* REQUIREMENTS:
State how many lines contain "предусмотренных", and write nothing except that count.

Items from a dataset:

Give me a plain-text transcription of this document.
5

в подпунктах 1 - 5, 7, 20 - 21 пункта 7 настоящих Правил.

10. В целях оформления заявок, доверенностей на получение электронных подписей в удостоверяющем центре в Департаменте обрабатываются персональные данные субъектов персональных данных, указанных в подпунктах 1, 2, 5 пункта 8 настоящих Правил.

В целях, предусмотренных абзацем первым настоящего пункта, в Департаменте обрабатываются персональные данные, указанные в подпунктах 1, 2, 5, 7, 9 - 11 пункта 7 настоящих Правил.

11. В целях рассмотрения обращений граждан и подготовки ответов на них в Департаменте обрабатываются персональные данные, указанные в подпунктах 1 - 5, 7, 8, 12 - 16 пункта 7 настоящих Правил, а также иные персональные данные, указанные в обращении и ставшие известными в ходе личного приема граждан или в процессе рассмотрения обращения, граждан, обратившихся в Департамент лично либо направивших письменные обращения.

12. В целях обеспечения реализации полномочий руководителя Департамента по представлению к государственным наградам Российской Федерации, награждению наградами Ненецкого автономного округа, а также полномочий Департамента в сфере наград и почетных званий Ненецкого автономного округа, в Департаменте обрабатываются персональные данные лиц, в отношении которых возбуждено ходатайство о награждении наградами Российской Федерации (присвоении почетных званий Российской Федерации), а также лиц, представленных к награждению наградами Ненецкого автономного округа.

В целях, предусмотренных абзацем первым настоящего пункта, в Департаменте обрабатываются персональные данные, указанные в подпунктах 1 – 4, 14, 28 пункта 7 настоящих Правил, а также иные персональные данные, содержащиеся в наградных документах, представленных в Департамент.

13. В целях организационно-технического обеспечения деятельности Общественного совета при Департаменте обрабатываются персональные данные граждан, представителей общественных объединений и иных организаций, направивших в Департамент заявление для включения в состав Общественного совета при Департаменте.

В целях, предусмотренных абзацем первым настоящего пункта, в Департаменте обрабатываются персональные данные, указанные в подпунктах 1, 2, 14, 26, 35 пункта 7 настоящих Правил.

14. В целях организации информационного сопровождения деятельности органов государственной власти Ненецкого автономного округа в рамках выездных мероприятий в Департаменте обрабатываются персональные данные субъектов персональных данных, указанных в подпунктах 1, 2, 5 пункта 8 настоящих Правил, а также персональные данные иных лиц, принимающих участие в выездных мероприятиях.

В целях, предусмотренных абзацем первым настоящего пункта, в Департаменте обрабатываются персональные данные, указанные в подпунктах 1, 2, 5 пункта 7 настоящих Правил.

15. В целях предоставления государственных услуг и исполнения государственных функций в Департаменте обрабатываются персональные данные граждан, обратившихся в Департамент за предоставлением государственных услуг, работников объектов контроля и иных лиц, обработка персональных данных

* RESPONSE FOR THIS EXERCISE:
4